**Extracted data entries:**
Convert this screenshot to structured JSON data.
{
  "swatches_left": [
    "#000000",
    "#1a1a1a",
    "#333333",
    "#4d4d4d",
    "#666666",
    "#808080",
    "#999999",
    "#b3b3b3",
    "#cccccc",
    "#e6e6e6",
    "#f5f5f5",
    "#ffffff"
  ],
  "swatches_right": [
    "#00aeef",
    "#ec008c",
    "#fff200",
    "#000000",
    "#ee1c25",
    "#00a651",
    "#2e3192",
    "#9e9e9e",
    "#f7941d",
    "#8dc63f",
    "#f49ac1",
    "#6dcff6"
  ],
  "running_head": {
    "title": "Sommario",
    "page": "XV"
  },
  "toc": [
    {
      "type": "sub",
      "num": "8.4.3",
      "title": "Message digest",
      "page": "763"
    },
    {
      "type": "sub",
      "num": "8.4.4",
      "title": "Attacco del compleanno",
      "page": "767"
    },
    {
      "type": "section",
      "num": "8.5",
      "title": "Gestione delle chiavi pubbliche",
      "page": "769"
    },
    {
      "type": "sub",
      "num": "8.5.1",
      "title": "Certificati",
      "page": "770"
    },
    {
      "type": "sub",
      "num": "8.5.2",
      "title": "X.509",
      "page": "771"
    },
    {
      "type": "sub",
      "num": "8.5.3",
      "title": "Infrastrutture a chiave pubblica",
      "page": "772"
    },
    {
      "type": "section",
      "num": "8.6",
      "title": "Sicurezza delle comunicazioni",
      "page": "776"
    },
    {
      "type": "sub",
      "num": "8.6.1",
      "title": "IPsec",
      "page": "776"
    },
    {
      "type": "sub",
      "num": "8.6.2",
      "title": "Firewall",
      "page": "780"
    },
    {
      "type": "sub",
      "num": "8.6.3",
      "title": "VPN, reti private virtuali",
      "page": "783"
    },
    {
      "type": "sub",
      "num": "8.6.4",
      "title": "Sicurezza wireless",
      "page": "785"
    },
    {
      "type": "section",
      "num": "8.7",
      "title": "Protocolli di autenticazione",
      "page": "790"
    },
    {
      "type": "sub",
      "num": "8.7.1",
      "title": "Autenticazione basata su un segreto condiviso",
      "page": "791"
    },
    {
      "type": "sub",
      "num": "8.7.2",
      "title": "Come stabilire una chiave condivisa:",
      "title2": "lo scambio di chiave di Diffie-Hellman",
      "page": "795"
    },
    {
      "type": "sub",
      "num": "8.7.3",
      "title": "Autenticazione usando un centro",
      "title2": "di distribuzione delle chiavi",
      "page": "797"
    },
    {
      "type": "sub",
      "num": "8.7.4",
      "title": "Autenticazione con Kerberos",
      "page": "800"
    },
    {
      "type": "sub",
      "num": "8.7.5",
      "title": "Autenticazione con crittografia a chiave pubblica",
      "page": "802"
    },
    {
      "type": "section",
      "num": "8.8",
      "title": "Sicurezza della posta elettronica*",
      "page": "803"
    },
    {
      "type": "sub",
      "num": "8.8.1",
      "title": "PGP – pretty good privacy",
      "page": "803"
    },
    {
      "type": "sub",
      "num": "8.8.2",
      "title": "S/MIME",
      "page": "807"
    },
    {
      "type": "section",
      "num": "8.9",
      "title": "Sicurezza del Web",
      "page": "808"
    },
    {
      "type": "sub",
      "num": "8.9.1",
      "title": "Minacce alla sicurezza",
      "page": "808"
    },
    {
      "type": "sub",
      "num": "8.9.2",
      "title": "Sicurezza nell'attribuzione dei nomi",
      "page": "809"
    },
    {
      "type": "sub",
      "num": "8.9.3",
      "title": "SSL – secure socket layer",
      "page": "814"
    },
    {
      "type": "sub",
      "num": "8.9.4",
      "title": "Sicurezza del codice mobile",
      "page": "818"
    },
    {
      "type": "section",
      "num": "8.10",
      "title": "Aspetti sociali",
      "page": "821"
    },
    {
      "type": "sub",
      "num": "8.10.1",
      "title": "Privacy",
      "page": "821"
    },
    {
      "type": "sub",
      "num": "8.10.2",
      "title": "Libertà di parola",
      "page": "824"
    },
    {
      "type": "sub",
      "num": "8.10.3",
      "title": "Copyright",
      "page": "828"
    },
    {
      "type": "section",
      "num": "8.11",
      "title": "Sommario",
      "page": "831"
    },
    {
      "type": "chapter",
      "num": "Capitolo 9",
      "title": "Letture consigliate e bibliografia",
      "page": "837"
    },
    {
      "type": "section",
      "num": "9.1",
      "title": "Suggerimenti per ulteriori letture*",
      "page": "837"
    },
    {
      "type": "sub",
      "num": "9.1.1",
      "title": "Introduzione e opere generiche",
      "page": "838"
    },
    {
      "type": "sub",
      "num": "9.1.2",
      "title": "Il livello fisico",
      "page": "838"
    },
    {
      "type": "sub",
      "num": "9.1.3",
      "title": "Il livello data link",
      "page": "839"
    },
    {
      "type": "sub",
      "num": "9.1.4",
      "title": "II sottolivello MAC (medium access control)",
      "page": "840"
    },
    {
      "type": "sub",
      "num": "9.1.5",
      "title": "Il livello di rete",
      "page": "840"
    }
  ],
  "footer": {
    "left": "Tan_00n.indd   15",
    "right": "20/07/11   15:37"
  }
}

**Requirements:** Gather each line that holds "chiave".

**Exercise answer:**
      "title": "Infrastrutture a chiave pubblica",
      "title": "Come stabilire una chiave condivisa:",
      "title2": "lo scambio di chiave di Diffie-Hellman",
      "title": "Autenticazione con crittografia a chiave pubblica",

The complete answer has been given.